WORK INSTRUCTIONS » Return every entry exactly as written.

Records from a dataset
%%

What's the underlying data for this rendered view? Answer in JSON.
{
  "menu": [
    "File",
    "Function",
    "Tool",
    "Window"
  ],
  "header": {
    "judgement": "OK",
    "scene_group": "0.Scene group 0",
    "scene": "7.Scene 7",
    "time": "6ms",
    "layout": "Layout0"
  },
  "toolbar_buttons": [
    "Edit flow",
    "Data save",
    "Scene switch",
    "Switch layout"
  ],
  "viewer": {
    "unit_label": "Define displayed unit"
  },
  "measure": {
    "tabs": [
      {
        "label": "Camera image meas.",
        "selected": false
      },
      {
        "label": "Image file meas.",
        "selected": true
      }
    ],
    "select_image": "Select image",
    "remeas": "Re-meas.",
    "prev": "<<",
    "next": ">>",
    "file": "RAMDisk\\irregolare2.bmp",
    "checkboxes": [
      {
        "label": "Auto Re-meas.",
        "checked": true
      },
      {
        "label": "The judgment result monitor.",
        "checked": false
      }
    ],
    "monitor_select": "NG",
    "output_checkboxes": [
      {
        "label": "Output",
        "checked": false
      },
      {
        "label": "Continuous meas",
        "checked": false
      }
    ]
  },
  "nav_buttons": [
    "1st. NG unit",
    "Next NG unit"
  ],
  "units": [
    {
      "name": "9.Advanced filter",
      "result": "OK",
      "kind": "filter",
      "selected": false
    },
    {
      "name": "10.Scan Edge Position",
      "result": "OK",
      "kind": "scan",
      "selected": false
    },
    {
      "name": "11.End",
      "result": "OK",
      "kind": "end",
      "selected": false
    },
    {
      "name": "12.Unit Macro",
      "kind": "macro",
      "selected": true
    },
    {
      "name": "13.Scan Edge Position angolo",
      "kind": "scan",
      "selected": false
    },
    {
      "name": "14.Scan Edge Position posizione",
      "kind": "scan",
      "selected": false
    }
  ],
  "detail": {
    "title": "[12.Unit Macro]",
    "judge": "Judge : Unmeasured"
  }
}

%%

CORRECT OUTPUT »
What's the underlying data for this rendered view? Answer in JSON.
{
  "menu": [
    "File",
    "Function",
    "Tool",
    "Window"
  ],
  "header": {
    "judgement": "OK",
    "scene_group": "0.Scene group 0",
    "scene": "7.Scene 7",
    "time": "6ms",
    "layout": "Layout0"
  },
  "toolbar_buttons": [
    "Edit flow",
    "Data save",
    "Scene switch",
    "Switch layout"
  ],
  "viewer": {
    "unit_label": "Define displayed unit"
  },
  "measure": {
    "tabs": [
      {
        "label": "Camera image meas.",
        "selected": false
      },
      {
        "label": "Image file meas.",
        "selected": true
      }
    ],
    "select_image": "Select image",
    "remeas": "Re-meas.",
    "prev": "<<",
    "next": ">>",
    "file": "RAMDisk\\irregolare2.bmp",
    "checkboxes": [
      {
        "label": "Auto Re-meas.",
        "checked": true
      },
      {
        "label": "The judgment result monitor.",
        "checked": false
      }
    ],
    "monitor_select": "NG",
    "output_checkboxes": [
      {
        "label": "Output",
        "checked": false
      },
      {
        "label": "Continuous meas",
        "checked": false
      }
    ]
  },
  "nav_buttons": [
    "1st. NG unit",
    "Next NG unit"
  ],
  "units": [
    {
      "name": "9.Advanced filter",
      "result": "OK",
      "kind": "filter",
      "selected": false
    },
    {
      "name": "10.Scan Edge Position",
      "result": "OK",
      "kind": "scan",
      "selected": false
    },
    {
      "name": "11.End",
      "result": "OK",
      "kind": "end",
      "selected": false
    },
    {
      "name": "12.Unit Macro",
      "kind": "macro",
      "selected": true
    },
    {
      "name": "13.Scan Edge Position angolo",
      "kind": "scan",
      "selected": false
    },
    {
      "name": "14.Scan Edge Position posizione",
      "kind": "scan",
      "selected": false
    }
  ],
  "detail": {
    "title": "[12.Unit Macro]",
    "judge": "Judge : Unmeasured"
  }
}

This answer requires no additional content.